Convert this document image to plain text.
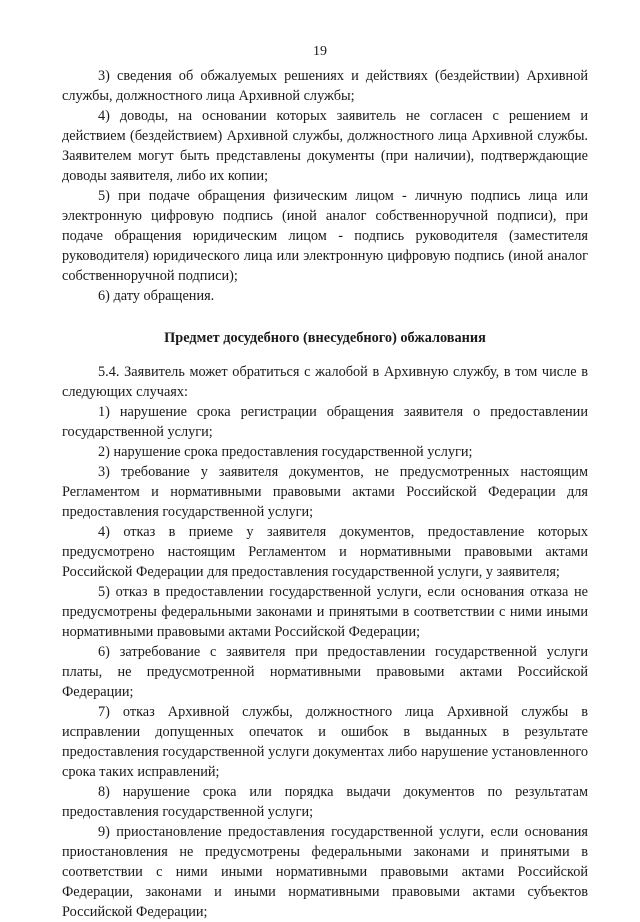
19

3) сведения об обжалуемых решениях и действиях (бездействии) Архивной службы, должностного лица Архивной службы;

4) доводы, на основании которых заявитель не согласен с решением и действием (бездействием) Архивной службы, должностного лица Архивной службы. Заявителем могут быть представлены документы (при наличии), подтверждающие доводы заявителя, либо их копии;

5) при подаче обращения физическим лицом - личную подпись лица или электронную цифровую подпись (иной аналог собственноручной подписи), при подаче обращения юридическим лицом - подпись руководителя (заместителя руководителя) юридического лица или электронную цифровую подпись (иной аналог собственноручной подписи);

6) дату обращения.

Предмет досудебного (внесудебного) обжалования

5.4. Заявитель может обратиться с жалобой в Архивную службу, в том числе в следующих случаях:

1) нарушение срока регистрации обращения заявителя о предоставлении государственной услуги;

2) нарушение срока предоставления государственной услуги;

3) требование у заявителя документов, не предусмотренных настоящим Регламентом и нормативными правовыми актами Российской Федерации для предоставления государственной услуги;

4) отказ в приеме у заявителя документов, предоставление которых предусмотрено настоящим Регламентом и нормативными правовыми актами Российской Федерации для предоставления государственной услуги, у заявителя;

5) отказ в предоставлении государственной услуги, если основания отказа не предусмотрены федеральными законами и принятыми в соответствии с ними иными нормативными правовыми актами Российской Федерации;

6) затребование с заявителя при предоставлении государственной услуги платы, не предусмотренной нормативными правовыми актами Российской Федерации;

7) отказ Архивной службы, должностного лица Архивной службы в исправлении допущенных опечаток и ошибок в выданных в результате предоставления государственной услуги документах либо нарушение установленного срока таких исправлений;

8) нарушение срока или порядка выдачи документов по результатам предоставления государственной услуги;

9) приостановление предоставления государственной услуги, если основания приостановления не предусмотрены федеральными законами и принятыми в соответствии с ними иными нормативными правовыми актами Российской Федерации, законами и иными нормативными правовыми актами субъектов Российской Федерации;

────────

STATED GOAL: Each record above should be copied character for character, with pictures dropped.

THE OUTPUT:
Convert this document image to plain text.
19

3) сведения об обжалуемых решениях и действиях (бездействии) Архивной службы, должностного лица Архивной службы;

4) доводы, на основании которых заявитель не согласен с решением и действием (бездействием) Архивной службы, должностного лица Архивной службы. Заявителем могут быть представлены документы (при наличии), подтверждающие доводы заявителя, либо их копии;

5) при подаче обращения физическим лицом - личную подпись лица или электронную цифровую подпись (иной аналог собственноручной подписи), при подаче обращения юридическим лицом - подпись руководителя (заместителя руководителя) юридического лица или электронную цифровую подпись (иной аналог собственноручной подписи);

6) дату обращения.

Предмет досудебного (внесудебного) обжалования

5.4. Заявитель может обратиться с жалобой в Архивную службу, в том числе в следующих случаях:

1) нарушение срока регистрации обращения заявителя о предоставлении государственной услуги;

2) нарушение срока предоставления государственной услуги;

3) требование у заявителя документов, не предусмотренных настоящим Регламентом и нормативными правовыми актами Российской Федерации для предоставления государственной услуги;

4) отказ в приеме у заявителя документов, предоставление которых предусмотрено настоящим Регламентом и нормативными правовыми актами Российской Федерации для предоставления государственной услуги, у заявителя;

5) отказ в предоставлении государственной услуги, если основания отказа не предусмотрены федеральными законами и принятыми в соответствии с ними иными нормативными правовыми актами Российской Федерации;

6) затребование с заявителя при предоставлении государственной услуги платы, не предусмотренной нормативными правовыми актами Российской Федерации;

7) отказ Архивной службы, должностного лица Архивной службы в исправлении допущенных опечаток и ошибок в выданных в результате предоставления государственной услуги документах либо нарушение установленного срока таких исправлений;

8) нарушение срока или порядка выдачи документов по результатам предоставления государственной услуги;

9) приостановление предоставления государственной услуги, если основания приостановления не предусмотрены федеральными законами и принятыми в соответствии с ними иными нормативными правовыми актами Российской Федерации, законами и иными нормативными правовыми актами субъектов Российской Федерации;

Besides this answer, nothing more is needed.